# Directions for this task:
Identify the line in which "Transcribe the text in this document." appears, then reproduce that line and all remaining lines of the records word for word.

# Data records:
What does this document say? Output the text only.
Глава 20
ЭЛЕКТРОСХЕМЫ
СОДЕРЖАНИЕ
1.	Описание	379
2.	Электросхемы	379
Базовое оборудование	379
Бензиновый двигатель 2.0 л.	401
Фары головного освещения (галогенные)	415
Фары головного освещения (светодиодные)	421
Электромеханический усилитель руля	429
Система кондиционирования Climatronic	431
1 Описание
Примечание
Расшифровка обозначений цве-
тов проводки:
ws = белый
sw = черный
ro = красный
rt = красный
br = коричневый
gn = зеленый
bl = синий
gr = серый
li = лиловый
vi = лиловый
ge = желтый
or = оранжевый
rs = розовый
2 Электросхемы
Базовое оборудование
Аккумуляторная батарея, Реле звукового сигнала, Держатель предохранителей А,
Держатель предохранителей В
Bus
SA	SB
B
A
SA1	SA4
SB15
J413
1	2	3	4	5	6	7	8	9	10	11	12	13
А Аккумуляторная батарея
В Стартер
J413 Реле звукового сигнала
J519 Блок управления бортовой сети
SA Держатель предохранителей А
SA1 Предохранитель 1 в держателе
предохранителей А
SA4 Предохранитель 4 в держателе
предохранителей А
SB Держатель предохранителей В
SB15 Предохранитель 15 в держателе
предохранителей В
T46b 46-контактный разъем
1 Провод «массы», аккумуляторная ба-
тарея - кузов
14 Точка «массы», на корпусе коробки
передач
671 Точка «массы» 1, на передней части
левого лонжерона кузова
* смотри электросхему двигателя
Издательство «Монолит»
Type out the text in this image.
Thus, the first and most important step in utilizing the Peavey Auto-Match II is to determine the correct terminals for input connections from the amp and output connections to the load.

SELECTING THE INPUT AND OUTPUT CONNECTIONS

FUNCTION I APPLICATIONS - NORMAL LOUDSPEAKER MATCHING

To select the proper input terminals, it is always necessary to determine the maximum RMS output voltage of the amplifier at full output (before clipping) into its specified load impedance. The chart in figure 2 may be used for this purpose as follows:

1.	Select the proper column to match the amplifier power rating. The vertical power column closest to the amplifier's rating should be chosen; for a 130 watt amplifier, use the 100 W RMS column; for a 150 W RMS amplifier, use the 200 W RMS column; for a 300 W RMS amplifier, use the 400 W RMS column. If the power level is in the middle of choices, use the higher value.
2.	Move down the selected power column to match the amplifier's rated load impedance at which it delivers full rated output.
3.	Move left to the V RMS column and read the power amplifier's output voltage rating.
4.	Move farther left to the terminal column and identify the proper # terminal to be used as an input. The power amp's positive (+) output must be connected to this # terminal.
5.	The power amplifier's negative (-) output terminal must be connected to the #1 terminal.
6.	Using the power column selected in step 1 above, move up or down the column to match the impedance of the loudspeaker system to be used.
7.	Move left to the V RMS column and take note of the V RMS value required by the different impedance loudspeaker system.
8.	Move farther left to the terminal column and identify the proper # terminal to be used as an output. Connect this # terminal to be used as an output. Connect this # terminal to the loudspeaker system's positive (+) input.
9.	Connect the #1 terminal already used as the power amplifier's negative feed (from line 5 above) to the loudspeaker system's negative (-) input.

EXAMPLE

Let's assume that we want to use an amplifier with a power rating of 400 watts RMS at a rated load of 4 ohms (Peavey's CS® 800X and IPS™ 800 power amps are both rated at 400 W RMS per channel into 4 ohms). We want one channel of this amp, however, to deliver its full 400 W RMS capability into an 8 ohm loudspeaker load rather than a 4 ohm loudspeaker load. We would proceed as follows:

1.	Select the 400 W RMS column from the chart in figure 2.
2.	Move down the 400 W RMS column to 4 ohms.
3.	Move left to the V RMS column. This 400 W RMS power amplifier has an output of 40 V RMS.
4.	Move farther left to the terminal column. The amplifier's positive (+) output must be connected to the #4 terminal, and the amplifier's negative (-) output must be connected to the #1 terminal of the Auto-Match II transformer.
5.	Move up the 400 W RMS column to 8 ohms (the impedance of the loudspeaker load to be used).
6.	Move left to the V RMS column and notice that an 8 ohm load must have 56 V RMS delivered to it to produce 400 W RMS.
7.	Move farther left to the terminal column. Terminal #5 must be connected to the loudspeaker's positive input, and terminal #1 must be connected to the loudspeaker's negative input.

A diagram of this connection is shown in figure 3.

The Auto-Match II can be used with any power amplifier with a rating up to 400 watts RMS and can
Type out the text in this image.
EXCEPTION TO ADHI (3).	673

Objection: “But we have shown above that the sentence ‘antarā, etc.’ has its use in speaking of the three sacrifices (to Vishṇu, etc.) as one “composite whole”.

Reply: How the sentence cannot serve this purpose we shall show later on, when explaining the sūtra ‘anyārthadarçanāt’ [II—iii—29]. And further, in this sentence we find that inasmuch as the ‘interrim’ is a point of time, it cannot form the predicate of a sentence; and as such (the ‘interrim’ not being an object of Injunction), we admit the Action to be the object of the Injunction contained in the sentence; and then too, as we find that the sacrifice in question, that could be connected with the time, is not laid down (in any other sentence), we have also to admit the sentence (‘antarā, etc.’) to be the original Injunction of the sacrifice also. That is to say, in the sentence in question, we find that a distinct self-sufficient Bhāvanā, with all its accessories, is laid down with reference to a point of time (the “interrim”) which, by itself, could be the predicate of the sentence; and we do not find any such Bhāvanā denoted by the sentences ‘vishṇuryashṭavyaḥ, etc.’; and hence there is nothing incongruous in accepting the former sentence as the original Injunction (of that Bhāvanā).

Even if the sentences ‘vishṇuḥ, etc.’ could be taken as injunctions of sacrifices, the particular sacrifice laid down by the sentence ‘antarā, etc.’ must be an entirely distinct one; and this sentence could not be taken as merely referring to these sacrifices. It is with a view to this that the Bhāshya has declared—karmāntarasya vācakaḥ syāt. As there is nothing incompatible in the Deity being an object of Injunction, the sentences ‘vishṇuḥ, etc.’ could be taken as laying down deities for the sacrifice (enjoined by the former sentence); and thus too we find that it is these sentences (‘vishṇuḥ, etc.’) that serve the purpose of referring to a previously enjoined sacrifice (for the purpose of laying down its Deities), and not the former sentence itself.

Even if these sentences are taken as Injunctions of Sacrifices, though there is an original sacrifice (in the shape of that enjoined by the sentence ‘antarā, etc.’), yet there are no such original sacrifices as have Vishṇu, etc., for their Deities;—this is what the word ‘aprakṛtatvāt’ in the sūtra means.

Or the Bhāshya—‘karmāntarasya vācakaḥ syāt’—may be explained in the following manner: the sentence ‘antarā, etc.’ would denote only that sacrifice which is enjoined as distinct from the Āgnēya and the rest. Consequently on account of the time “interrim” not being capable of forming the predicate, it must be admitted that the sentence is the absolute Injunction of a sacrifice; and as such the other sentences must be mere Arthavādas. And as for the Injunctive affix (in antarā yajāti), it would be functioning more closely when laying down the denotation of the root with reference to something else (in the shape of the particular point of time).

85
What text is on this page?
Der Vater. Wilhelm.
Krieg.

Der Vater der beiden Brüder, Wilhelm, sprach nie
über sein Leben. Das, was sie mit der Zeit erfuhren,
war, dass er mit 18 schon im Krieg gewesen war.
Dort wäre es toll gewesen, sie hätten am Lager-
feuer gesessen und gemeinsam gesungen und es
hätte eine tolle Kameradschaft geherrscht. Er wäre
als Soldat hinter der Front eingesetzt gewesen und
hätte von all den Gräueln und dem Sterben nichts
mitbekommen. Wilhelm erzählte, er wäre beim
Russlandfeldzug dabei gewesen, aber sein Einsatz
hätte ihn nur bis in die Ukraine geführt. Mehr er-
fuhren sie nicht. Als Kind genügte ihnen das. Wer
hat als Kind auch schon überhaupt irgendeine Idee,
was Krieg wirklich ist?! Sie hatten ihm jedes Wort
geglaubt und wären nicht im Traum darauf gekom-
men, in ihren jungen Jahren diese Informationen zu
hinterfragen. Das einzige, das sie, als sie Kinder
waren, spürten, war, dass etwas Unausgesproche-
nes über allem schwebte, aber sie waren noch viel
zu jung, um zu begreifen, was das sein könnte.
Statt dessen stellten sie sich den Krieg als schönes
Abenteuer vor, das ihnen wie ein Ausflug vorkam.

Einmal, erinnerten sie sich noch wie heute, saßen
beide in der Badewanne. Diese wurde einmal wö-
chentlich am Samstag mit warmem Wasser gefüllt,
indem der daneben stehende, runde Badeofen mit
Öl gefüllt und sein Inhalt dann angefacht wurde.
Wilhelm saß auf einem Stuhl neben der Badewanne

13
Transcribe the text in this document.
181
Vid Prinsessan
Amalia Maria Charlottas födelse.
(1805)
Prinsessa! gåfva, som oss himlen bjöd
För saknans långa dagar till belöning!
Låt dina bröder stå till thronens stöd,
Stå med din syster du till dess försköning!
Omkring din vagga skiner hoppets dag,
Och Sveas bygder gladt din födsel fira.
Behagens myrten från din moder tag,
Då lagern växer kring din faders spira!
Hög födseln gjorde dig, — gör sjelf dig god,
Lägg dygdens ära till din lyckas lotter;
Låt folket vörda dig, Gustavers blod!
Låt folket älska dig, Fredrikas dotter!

# Problem solution:
Transcribe the text in this document.
181
Vid Prinsessan
Amalia Maria Charlottas födelse.
(1805)
Prinsessa! gåfva, som oss himlen bjöd
För saknans långa dagar till belöning!
Låt dina bröder stå till thronens stöd,
Stå med din syster du till dess försköning!
Omkring din vagga skiner hoppets dag,
Och Sveas bygder gladt din födsel fira.
Behagens myrten från din moder tag,
Då lagern växer kring din faders spira!
Hög födseln gjorde dig, — gör sjelf dig god,
Lägg dygdens ära till din lyckas lotter;
Låt folket vörda dig, Gustavers blod!
Låt folket älska dig, Fredrikas dotter!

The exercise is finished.